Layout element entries
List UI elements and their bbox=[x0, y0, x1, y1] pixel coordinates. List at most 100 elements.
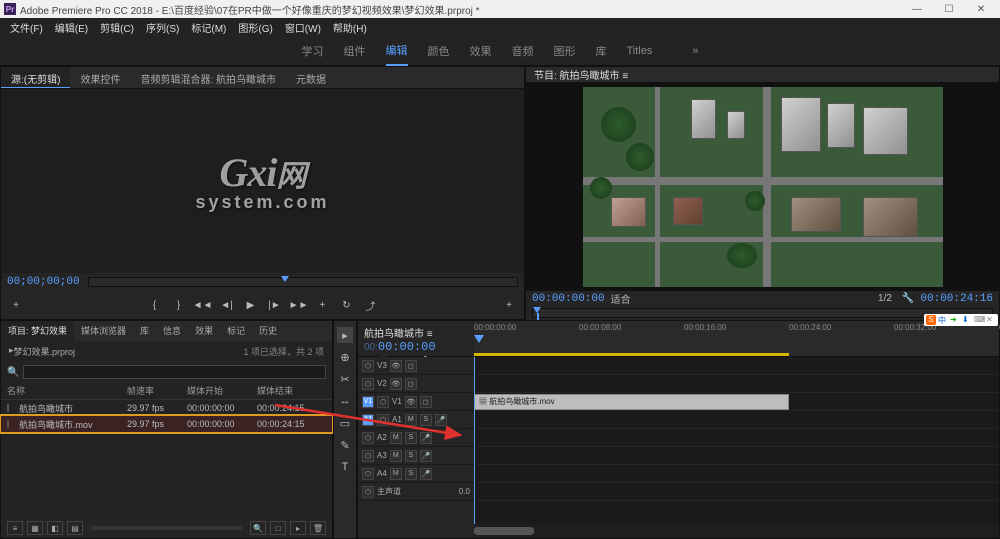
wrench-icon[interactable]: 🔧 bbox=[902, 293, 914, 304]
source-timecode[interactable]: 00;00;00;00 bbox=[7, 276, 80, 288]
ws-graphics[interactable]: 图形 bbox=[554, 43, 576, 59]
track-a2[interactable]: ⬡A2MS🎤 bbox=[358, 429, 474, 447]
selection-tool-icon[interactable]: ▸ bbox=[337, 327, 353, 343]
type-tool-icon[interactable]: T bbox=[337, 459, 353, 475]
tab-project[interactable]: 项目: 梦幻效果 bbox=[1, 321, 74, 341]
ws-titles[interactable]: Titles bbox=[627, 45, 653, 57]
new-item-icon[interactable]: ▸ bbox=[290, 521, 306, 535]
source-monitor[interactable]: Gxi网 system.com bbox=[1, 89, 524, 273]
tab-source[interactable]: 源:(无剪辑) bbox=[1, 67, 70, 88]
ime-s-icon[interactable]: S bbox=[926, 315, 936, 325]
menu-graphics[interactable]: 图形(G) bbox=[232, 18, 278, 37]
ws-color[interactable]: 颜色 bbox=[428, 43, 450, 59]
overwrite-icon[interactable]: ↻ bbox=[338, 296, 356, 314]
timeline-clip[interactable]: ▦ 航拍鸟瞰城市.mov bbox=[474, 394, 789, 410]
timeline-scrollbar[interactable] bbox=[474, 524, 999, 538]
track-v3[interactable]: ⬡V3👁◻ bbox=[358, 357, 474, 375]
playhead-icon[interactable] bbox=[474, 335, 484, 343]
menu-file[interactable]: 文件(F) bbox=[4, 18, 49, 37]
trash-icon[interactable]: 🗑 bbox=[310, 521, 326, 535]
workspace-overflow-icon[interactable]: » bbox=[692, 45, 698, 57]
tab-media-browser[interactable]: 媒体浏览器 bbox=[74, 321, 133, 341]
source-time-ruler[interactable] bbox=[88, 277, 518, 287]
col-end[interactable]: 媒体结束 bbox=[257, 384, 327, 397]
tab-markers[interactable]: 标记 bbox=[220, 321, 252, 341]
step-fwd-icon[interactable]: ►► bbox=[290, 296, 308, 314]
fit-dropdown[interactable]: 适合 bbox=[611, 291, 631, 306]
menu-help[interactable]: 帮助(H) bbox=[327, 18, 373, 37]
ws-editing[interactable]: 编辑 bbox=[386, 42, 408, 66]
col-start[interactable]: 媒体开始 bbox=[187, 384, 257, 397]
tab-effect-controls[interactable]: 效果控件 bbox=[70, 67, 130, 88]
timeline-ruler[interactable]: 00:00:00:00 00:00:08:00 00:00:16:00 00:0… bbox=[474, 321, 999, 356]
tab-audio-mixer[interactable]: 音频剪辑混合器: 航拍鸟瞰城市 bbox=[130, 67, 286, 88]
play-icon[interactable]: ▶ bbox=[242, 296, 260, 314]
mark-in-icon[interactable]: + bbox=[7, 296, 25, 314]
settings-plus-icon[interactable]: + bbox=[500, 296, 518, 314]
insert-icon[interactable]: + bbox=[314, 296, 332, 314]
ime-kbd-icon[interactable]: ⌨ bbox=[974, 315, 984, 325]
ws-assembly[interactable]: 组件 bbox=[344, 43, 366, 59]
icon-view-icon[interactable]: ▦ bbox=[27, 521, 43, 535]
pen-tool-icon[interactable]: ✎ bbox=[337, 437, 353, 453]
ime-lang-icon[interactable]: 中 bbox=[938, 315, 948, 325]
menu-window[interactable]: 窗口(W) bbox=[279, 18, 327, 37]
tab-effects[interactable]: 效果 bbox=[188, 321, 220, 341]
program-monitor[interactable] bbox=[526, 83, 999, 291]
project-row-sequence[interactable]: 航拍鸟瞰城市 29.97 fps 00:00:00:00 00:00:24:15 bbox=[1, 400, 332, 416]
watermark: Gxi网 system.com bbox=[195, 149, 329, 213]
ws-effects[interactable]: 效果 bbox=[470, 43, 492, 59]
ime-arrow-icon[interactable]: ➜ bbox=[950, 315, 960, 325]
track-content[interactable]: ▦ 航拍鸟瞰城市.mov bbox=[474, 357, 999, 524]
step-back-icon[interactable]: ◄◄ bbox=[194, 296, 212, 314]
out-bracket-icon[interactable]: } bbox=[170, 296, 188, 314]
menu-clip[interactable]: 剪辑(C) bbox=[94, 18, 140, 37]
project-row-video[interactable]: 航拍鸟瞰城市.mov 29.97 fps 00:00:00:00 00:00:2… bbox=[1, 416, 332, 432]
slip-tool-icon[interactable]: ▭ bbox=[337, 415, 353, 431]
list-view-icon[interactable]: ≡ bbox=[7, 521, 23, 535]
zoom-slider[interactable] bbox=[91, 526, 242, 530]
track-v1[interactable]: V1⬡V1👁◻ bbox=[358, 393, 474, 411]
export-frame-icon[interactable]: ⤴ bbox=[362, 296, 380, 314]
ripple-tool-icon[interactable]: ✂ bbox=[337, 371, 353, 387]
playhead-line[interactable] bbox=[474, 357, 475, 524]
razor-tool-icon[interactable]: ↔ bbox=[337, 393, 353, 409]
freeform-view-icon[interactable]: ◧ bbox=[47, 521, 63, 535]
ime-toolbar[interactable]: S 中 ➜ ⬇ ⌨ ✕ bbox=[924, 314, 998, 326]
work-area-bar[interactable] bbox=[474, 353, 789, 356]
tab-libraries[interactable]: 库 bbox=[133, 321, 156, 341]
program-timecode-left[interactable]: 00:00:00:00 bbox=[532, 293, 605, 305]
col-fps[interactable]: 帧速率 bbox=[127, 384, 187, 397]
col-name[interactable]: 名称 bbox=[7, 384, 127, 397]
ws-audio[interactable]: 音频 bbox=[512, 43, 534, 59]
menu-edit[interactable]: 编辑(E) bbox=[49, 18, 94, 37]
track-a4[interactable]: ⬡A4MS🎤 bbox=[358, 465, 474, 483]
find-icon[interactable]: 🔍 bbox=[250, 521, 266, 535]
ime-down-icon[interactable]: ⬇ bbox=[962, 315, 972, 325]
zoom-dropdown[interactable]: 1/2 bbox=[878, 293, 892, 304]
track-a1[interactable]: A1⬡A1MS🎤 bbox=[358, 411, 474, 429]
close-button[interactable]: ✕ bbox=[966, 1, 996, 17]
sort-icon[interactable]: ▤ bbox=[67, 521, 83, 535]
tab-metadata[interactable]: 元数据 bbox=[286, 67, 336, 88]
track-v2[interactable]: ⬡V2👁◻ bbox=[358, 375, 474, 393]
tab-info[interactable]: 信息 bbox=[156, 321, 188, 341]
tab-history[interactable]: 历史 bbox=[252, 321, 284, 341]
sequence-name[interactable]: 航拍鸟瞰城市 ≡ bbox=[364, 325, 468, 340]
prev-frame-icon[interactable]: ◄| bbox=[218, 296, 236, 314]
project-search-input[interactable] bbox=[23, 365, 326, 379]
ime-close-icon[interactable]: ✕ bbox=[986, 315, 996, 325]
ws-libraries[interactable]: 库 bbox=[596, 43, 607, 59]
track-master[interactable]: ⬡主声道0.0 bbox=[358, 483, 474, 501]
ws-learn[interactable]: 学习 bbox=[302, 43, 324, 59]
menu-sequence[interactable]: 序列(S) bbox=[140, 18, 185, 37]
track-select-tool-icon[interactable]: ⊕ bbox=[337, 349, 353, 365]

◆ Challenge ◆
Reproduce each line of the material above without any changes, omitting the pictures.

◆ Finished exercise ◆
List UI elements and their bbox=[x0, y0, x1, y1] pixel coordinates. List at most 100 elements.
wrench-icon[interactable]: 🔧 bbox=[902, 293, 914, 304]
source-timecode[interactable]: 00;00;00;00 bbox=[7, 276, 80, 288]
ws-graphics[interactable]: 图形 bbox=[554, 43, 576, 59]
track-a2[interactable]: ⬡A2MS🎤 bbox=[358, 429, 474, 447]
selection-tool-icon[interactable]: ▸ bbox=[337, 327, 353, 343]
type-tool-icon[interactable]: T bbox=[337, 459, 353, 475]
tab-project[interactable]: 项目: 梦幻效果 bbox=[1, 321, 74, 341]
ws-titles[interactable]: Titles bbox=[627, 45, 653, 57]
new-item-icon[interactable]: ▸ bbox=[290, 521, 306, 535]
source-monitor[interactable]: Gxi网 system.com bbox=[1, 89, 524, 273]
tab-source[interactable]: 源:(无剪辑) bbox=[1, 67, 70, 88]
ime-s-icon[interactable]: S bbox=[926, 315, 936, 325]
menu-graphics[interactable]: 图形(G) bbox=[232, 18, 278, 37]
ws-color[interactable]: 颜色 bbox=[428, 43, 450, 59]
overwrite-icon[interactable]: ↻ bbox=[338, 296, 356, 314]
timeline-clip[interactable]: ▦ 航拍鸟瞰城市.mov bbox=[474, 394, 789, 410]
timeline-scrollbar[interactable] bbox=[474, 524, 999, 538]
track-v3[interactable]: ⬡V3👁◻ bbox=[358, 357, 474, 375]
playhead-icon[interactable] bbox=[474, 335, 484, 343]
menu-file[interactable]: 文件(F) bbox=[4, 18, 49, 37]
trash-icon[interactable]: 🗑 bbox=[310, 521, 326, 535]
workspace-overflow-icon[interactable]: » bbox=[692, 45, 698, 57]
tab-media-browser[interactable]: 媒体浏览器 bbox=[74, 321, 133, 341]
source-time-ruler[interactable] bbox=[88, 277, 518, 287]
col-end[interactable]: 媒体结束 bbox=[257, 384, 327, 397]
tab-markers[interactable]: 标记 bbox=[220, 321, 252, 341]
step-fwd-icon[interactable]: ►► bbox=[290, 296, 308, 314]
fit-dropdown[interactable]: 适合 bbox=[611, 291, 631, 306]
menu-help[interactable]: 帮助(H) bbox=[327, 18, 373, 37]
ws-editing[interactable]: 编辑 bbox=[386, 42, 408, 66]
col-start[interactable]: 媒体开始 bbox=[187, 384, 257, 397]
tab-effect-controls[interactable]: 效果控件 bbox=[70, 67, 130, 88]
timeline-ruler[interactable]: 00:00:00:00 00:00:08:00 00:00:16:00 00:0… bbox=[474, 321, 999, 356]
tab-audio-mixer[interactable]: 音频剪辑混合器: 航拍鸟瞰城市 bbox=[130, 67, 286, 88]
play-icon[interactable]: ▶ bbox=[242, 296, 260, 314]
mark-in-icon[interactable]: + bbox=[7, 296, 25, 314]
settings-plus-icon[interactable]: + bbox=[500, 296, 518, 314]
insert-icon[interactable]: + bbox=[314, 296, 332, 314]
ime-kbd-icon[interactable]: ⌨ bbox=[974, 315, 984, 325]
ws-assembly[interactable]: 组件 bbox=[344, 43, 366, 59]
icon-view-icon[interactable]: ▦ bbox=[27, 521, 43, 535]
pen-tool-icon[interactable]: ✎ bbox=[337, 437, 353, 453]
ime-lang-icon[interactable]: 中 bbox=[938, 315, 948, 325]
menu-window[interactable]: 窗口(W) bbox=[279, 18, 327, 37]
tab-effects[interactable]: 效果 bbox=[188, 321, 220, 341]
program-monitor[interactable] bbox=[526, 83, 999, 291]
project-row-sequence[interactable]: 航拍鸟瞰城市 29.97 fps 00:00:00:00 00:00:24:15 bbox=[1, 400, 332, 416]
watermark: Gxi网 system.com bbox=[195, 149, 329, 213]
ws-effects[interactable]: 效果 bbox=[470, 43, 492, 59]
ime-arrow-icon[interactable]: ➜ bbox=[950, 315, 960, 325]
track-content[interactable]: ▦ 航拍鸟瞰城市.mov bbox=[474, 357, 999, 524]
step-back-icon[interactable]: ◄◄ bbox=[194, 296, 212, 314]
out-bracket-icon[interactable]: } bbox=[170, 296, 188, 314]
menu-clip[interactable]: 剪辑(C) bbox=[94, 18, 140, 37]
project-row-video[interactable]: 航拍鸟瞰城市.mov 29.97 fps 00:00:00:00 00:00:2… bbox=[1, 416, 332, 432]
slip-tool-icon[interactable]: ▭ bbox=[337, 415, 353, 431]
list-view-icon[interactable]: ≡ bbox=[7, 521, 23, 535]
zoom-slider[interactable] bbox=[91, 526, 242, 530]
track-v1[interactable]: V1⬡V1👁◻ bbox=[358, 393, 474, 411]
export-frame-icon[interactable]: ⤴ bbox=[362, 296, 380, 314]
ripple-tool-icon[interactable]: ✂ bbox=[337, 371, 353, 387]
playhead-line[interactable] bbox=[474, 357, 475, 524]
razor-tool-icon[interactable]: ↔ bbox=[337, 393, 353, 409]
freeform-view-icon[interactable]: ◧ bbox=[47, 521, 63, 535]
ime-toolbar[interactable]: S 中 ➜ ⬇ ⌨ ✕ bbox=[924, 314, 998, 326]
work-area-bar[interactable] bbox=[474, 353, 789, 356]
tab-libraries[interactable]: 库 bbox=[133, 321, 156, 341]
program-timecode-left[interactable]: 00:00:00:00 bbox=[532, 293, 605, 305]
col-fps[interactable]: 帧速率 bbox=[127, 384, 187, 397]
col-name[interactable]: 名称 bbox=[7, 384, 127, 397]
ws-audio[interactable]: 音频 bbox=[512, 43, 534, 59]
menu-edit[interactable]: 编辑(E) bbox=[49, 18, 94, 37]
track-a4[interactable]: ⬡A4MS🎤 bbox=[358, 465, 474, 483]
find-icon[interactable]: 🔍 bbox=[250, 521, 266, 535]
ime-down-icon[interactable]: ⬇ bbox=[962, 315, 972, 325]
zoom-dropdown[interactable]: 1/2 bbox=[878, 293, 892, 304]
track-a1[interactable]: A1⬡A1MS🎤 bbox=[358, 411, 474, 429]
close-button[interactable]: ✕ bbox=[966, 1, 996, 17]
sort-icon[interactable]: ▤ bbox=[67, 521, 83, 535]
tab-metadata[interactable]: 元数据 bbox=[286, 67, 336, 88]
track-v2[interactable]: ⬡V2👁◻ bbox=[358, 375, 474, 393]
tab-info[interactable]: 信息 bbox=[156, 321, 188, 341]
tab-history[interactable]: 历史 bbox=[252, 321, 284, 341]
sequence-name[interactable]: 航拍鸟瞰城市 ≡ bbox=[364, 325, 468, 340]
prev-frame-icon[interactable]: ◄| bbox=[218, 296, 236, 314]
project-search-input[interactable] bbox=[23, 365, 326, 379]
ime-close-icon[interactable]: ✕ bbox=[986, 315, 996, 325]
ws-libraries[interactable]: 库 bbox=[596, 43, 607, 59]
track-master[interactable]: ⬡主声道0.0 bbox=[358, 483, 474, 501]
ws-learn[interactable]: 学习 bbox=[302, 43, 324, 59]
menu-sequence[interactable]: 序列(S) bbox=[140, 18, 185, 37]
track-select-tool-icon[interactable]: ⊕ bbox=[337, 349, 353, 365]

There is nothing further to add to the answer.